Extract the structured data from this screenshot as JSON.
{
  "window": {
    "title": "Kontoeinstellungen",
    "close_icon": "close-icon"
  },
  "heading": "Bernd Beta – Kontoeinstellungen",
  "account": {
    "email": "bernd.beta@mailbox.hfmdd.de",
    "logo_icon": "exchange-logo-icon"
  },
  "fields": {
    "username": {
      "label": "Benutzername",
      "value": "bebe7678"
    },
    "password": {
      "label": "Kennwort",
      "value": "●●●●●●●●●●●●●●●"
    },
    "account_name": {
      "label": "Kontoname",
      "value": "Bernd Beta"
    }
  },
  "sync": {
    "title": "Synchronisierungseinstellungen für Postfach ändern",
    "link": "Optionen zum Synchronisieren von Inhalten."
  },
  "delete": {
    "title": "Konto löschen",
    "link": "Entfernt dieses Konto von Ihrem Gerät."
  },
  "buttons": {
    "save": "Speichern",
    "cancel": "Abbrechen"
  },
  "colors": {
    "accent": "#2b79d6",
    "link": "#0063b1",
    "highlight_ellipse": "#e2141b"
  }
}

## SHORT EXERCISE
Write the entire listing out again, word for word.

## EXERCISE RESPONSE
Extract the structured data from this screenshot as JSON.
{
  "window": {
    "title": "Kontoeinstellungen",
    "close_icon": "close-icon"
  },
  "heading": "Bernd Beta – Kontoeinstellungen",
  "account": {
    "email": "bernd.beta@mailbox.hfmdd.de",
    "logo_icon": "exchange-logo-icon"
  },
  "fields": {
    "username": {
      "label": "Benutzername",
      "value": "bebe7678"
    },
    "password": {
      "label": "Kennwort",
      "value": "●●●●●●●●●●●●●●●"
    },
    "account_name": {
      "label": "Kontoname",
      "value": "Bernd Beta"
    }
  },
  "sync": {
    "title": "Synchronisierungseinstellungen für Postfach ändern",
    "link": "Optionen zum Synchronisieren von Inhalten."
  },
  "delete": {
    "title": "Konto löschen",
    "link": "Entfernt dieses Konto von Ihrem Gerät."
  },
  "buttons": {
    "save": "Speichern",
    "cancel": "Abbrechen"
  },
  "colors": {
    "accent": "#2b79d6",
    "link": "#0063b1",
    "highlight_ellipse": "#e2141b"
  }
}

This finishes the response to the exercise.